(Records from a collection)
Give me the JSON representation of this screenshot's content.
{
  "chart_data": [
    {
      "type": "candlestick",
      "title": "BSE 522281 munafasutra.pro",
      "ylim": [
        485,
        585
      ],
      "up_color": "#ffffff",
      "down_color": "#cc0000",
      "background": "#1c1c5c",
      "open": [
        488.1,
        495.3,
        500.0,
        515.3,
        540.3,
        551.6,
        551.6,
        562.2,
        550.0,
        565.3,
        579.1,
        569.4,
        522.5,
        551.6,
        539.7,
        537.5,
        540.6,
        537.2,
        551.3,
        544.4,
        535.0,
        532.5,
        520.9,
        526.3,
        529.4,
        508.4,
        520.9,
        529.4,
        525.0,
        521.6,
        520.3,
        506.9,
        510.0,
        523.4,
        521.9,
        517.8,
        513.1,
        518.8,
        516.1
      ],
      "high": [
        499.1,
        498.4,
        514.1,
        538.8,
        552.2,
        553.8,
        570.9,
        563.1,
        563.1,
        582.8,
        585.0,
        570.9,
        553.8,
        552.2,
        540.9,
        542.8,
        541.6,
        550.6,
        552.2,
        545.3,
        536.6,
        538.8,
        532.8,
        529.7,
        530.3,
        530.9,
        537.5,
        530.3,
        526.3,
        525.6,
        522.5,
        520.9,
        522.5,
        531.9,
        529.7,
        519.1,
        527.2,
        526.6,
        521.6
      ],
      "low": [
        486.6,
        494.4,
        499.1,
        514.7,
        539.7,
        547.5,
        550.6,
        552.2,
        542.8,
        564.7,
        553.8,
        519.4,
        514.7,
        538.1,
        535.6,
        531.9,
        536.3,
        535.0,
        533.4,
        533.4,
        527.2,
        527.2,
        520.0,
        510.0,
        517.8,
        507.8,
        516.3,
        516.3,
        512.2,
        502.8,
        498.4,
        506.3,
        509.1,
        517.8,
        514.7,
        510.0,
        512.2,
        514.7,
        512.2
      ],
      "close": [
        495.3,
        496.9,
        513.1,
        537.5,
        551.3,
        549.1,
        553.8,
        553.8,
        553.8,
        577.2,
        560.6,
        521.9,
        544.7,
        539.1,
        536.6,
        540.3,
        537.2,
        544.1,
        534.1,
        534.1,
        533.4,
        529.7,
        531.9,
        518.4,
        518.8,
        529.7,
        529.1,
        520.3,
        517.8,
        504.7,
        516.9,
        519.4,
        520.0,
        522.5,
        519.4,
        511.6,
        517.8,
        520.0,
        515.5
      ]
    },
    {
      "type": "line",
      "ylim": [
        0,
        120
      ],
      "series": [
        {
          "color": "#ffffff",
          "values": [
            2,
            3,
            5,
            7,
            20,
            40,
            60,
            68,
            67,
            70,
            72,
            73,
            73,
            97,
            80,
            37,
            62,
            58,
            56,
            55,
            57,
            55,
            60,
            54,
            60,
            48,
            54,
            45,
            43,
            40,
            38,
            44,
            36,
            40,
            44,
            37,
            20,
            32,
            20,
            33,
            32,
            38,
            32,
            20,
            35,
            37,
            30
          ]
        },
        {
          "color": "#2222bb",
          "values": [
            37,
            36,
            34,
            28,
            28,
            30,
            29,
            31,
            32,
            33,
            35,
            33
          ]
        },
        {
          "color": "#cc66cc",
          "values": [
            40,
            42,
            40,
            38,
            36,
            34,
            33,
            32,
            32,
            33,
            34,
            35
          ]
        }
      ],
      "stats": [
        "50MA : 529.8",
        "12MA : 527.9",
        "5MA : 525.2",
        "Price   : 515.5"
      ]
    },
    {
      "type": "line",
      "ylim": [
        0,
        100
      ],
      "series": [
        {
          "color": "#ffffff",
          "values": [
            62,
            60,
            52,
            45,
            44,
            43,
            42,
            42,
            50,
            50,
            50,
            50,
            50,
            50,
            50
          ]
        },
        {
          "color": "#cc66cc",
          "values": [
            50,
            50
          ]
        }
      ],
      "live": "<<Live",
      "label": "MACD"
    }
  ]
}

YOUR GOAL
Please reproduce each record precisely as written.

RESULT
Give me the JSON representation of this screenshot's content.
{
  "chart_data": [
    {
      "type": "candlestick",
      "title": "BSE 522281 munafasutra.pro",
      "ylim": [
        485,
        585
      ],
      "up_color": "#ffffff",
      "down_color": "#cc0000",
      "background": "#1c1c5c",
      "open": [
        488.1,
        495.3,
        500.0,
        515.3,
        540.3,
        551.6,
        551.6,
        562.2,
        550.0,
        565.3,
        579.1,
        569.4,
        522.5,
        551.6,
        539.7,
        537.5,
        540.6,
        537.2,
        551.3,
        544.4,
        535.0,
        532.5,
        520.9,
        526.3,
        529.4,
        508.4,
        520.9,
        529.4,
        525.0,
        521.6,
        520.3,
        506.9,
        510.0,
        523.4,
        521.9,
        517.8,
        513.1,
        518.8,
        516.1
      ],
      "high": [
        499.1,
        498.4,
        514.1,
        538.8,
        552.2,
        553.8,
        570.9,
        563.1,
        563.1,
        582.8,
        585.0,
        570.9,
        553.8,
        552.2,
        540.9,
        542.8,
        541.6,
        550.6,
        552.2,
        545.3,
        536.6,
        538.8,
        532.8,
        529.7,
        530.3,
        530.9,
        537.5,
        530.3,
        526.3,
        525.6,
        522.5,
        520.9,
        522.5,
        531.9,
        529.7,
        519.1,
        527.2,
        526.6,
        521.6
      ],
      "low": [
        486.6,
        494.4,
        499.1,
        514.7,
        539.7,
        547.5,
        550.6,
        552.2,
        542.8,
        564.7,
        553.8,
        519.4,
        514.7,
        538.1,
        535.6,
        531.9,
        536.3,
        535.0,
        533.4,
        533.4,
        527.2,
        527.2,
        520.0,
        510.0,
        517.8,
        507.8,
        516.3,
        516.3,
        512.2,
        502.8,
        498.4,
        506.3,
        509.1,
        517.8,
        514.7,
        510.0,
        512.2,
        514.7,
        512.2
      ],
      "close": [
        495.3,
        496.9,
        513.1,
        537.5,
        551.3,
        549.1,
        553.8,
        553.8,
        553.8,
        577.2,
        560.6,
        521.9,
        544.7,
        539.1,
        536.6,
        540.3,
        537.2,
        544.1,
        534.1,
        534.1,
        533.4,
        529.7,
        531.9,
        518.4,
        518.8,
        529.7,
        529.1,
        520.3,
        517.8,
        504.7,
        516.9,
        519.4,
        520.0,
        522.5,
        519.4,
        511.6,
        517.8,
        520.0,
        515.5
      ]
    },
    {
      "type": "line",
      "ylim": [
        0,
        120
      ],
      "series": [
        {
          "color": "#ffffff",
          "values": [
            2,
            3,
            5,
            7,
            20,
            40,
            60,
            68,
            67,
            70,
            72,
            73,
            73,
            97,
            80,
            37,
            62,
            58,
            56,
            55,
            57,
            55,
            60,
            54,
            60,
            48,
            54,
            45,
            43,
            40,
            38,
            44,
            36,
            40,
            44,
            37,
            20,
            32,
            20,
            33,
            32,
            38,
            32,
            20,
            35,
            37,
            30
          ]
        },
        {
          "color": "#2222bb",
          "values": [
            37,
            36,
            34,
            28,
            28,
            30,
            29,
            31,
            32,
            33,
            35,
            33
          ]
        },
        {
          "color": "#cc66cc",
          "values": [
            40,
            42,
            40,
            38,
            36,
            34,
            33,
            32,
            32,
            33,
            34,
            35
          ]
        }
      ],
      "stats": [
        "50MA : 529.8",
        "12MA : 527.9",
        "5MA : 525.2",
        "Price   : 515.5"
      ]
    },
    {
      "type": "line",
      "ylim": [
        0,
        100
      ],
      "series": [
        {
          "color": "#ffffff",
          "values": [
            62,
            60,
            52,
            45,
            44,
            43,
            42,
            42,
            50,
            50,
            50,
            50,
            50,
            50,
            50
          ]
        },
        {
          "color": "#cc66cc",
          "values": [
            50,
            50
          ]
        }
      ],
      "live": "<<Live",
      "label": "MACD"
    }
  ]
}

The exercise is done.